• Exercise: Repeat the passage of the cement industry text between "A back of the" and "affordable housing projects.", inclusive, word for word.

• Document extract:
= = = = = = =
A back of the paper calculation suggests, total installed capacity could/should ideally be between 540-550 MT by 2025. The present capacity utilization is around 70 per cent an improvement of about 4 per cent over the last 12 months. ‘We expect it to remain in the same range during FY19,’ adds Nainan.

After years of sluggish growth, India Cements is expecting the pick-up in demand to continue on the back of the increasing consumption from infrastructure projects, roads, irrigation projects and private sector housing, besides the government’s push for affordable housing projects.

‘The October to December quarter may be the last difficult quarter we see. We are expecting that from January onwards, we will start seeing better growth,’ said N Srinivasan, Vice Chairman and Managing Director of India Cements, while announcing the July-September results, even as he exuded hope that the growth is expected to continue for the next three to four years.

However, Nainan expects moderate expansion over the next few years, and predicts that a 75-77 per cent capacity utilisation looks achievable by 2025.

Housing is the largest segment of demand, but the infrastructure sector is the growth driver, and the government is also investing on roads and putting a huge sum of Rs 1.46 trillion on railway expansion, says Maheswari.

Looking Ahead
The cement industry has witnessed some extreme churning over the last four years, though the intensity was bolstered by IBC by bringing debt-ridden companies under the NCLT hammer. UltraTech has developed such a lead over others in installed capacity that it is not an exaggeration to say that it will take years them to catch up. What will be the impact of M&As and investments on the composition of the industry in the years to come, is the question that has cropped up. Nainan of CARE Ratings says, ‘For the industry, volume is the key for long-term sustainability. We can expect 8-10 dominant large cement producers pan-India, with 3-4 dominant producers in each region going forward.’

However, the industry’s falling profits remain a concern, given that the industry’s operational profitability falling by 275-325 bps to 12-14 per cent from 15-17 per cent in FY18. On the other hand, the key input prices rose about 10-20 per cent, biting into the profits. But the cement majors, who have been on an acquisition spree, are focusing to push volumes compared to hiking prices. However, as Srinivasan of India Cements said, the industry is hoping for the best times ahead.
= = = = = = =
• Extracted data:

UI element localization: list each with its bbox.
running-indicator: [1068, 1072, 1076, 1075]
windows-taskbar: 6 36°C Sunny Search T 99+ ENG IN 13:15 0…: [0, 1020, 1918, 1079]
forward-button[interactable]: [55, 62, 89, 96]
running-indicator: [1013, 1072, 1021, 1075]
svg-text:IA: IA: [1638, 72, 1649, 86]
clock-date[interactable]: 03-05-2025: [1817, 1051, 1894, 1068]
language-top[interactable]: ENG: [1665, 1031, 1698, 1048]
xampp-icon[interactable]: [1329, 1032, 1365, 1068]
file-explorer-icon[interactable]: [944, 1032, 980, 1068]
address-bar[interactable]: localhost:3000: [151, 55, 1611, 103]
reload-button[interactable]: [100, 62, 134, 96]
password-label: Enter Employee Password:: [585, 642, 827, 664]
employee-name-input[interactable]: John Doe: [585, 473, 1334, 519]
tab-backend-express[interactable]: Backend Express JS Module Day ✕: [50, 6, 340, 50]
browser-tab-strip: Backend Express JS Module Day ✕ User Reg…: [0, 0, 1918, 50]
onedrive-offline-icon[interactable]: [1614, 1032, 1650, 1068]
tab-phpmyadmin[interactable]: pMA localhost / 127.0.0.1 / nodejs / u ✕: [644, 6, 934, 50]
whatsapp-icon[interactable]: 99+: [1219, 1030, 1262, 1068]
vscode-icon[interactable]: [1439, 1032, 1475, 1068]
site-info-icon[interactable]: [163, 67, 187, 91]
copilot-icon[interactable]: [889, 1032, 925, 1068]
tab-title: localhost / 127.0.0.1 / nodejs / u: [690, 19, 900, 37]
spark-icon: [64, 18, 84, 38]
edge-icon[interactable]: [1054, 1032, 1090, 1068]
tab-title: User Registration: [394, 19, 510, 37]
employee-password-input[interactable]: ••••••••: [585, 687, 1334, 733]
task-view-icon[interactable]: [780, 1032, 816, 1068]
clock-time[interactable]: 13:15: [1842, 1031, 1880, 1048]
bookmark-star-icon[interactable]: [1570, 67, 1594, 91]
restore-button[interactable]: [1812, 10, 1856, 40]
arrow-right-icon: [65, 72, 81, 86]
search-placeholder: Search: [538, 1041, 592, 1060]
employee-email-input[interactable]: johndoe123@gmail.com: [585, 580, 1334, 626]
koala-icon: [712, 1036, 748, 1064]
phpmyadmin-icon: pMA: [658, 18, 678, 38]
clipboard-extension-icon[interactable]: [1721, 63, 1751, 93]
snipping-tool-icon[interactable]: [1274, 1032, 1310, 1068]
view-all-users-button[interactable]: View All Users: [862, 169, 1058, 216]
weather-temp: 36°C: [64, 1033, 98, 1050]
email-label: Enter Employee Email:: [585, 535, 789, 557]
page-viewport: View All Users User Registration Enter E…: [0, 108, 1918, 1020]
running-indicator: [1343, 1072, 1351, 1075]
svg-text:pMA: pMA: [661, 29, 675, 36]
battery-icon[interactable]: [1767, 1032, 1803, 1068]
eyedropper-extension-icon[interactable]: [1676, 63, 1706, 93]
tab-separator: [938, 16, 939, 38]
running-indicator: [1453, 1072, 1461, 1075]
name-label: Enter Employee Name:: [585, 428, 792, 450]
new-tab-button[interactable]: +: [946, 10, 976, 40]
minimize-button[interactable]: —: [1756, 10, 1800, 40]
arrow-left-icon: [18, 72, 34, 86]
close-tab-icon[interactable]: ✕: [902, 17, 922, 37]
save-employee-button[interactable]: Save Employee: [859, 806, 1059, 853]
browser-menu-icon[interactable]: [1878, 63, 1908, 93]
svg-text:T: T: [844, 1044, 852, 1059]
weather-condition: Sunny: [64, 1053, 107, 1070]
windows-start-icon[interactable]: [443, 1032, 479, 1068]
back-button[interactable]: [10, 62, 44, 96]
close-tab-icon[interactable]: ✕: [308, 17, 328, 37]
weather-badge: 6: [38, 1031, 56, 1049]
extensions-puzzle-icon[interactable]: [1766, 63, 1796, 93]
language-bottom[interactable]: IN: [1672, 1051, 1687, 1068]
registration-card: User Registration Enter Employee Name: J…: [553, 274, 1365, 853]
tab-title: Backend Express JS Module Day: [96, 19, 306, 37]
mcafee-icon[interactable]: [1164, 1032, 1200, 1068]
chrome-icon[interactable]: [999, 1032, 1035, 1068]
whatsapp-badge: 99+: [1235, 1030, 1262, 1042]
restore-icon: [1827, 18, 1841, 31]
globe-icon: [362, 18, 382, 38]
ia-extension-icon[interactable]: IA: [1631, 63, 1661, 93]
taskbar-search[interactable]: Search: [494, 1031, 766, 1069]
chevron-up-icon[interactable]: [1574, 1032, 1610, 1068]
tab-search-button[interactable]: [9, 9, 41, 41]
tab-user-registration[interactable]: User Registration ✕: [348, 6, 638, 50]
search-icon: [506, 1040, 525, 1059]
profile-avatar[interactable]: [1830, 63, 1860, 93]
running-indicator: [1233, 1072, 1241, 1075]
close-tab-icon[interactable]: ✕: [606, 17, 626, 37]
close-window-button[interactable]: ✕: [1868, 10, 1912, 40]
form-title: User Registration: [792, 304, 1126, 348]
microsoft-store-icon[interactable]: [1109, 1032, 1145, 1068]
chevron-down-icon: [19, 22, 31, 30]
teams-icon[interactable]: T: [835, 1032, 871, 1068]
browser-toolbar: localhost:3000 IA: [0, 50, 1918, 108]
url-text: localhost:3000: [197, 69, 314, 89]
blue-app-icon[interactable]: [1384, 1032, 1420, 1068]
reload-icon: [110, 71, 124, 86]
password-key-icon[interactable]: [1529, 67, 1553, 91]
= = = = = = =
• Response:
A back of the paper calculation suggests, total installed capacity could/should ideally be between 540-550 MT by 2025. The present capacity utilization is around 70 per cent an improvement of about 4 per cent over the last 12 months. ‘We expect it to remain in the same range during FY19,’ adds Nainan.

After years of sluggish growth, India Cements is expecting the pick-up in demand to continue on the back of the increasing consumption from infrastructure projects, roads, irrigation projects and private sector housing, besides the government’s push for affordable housing projects.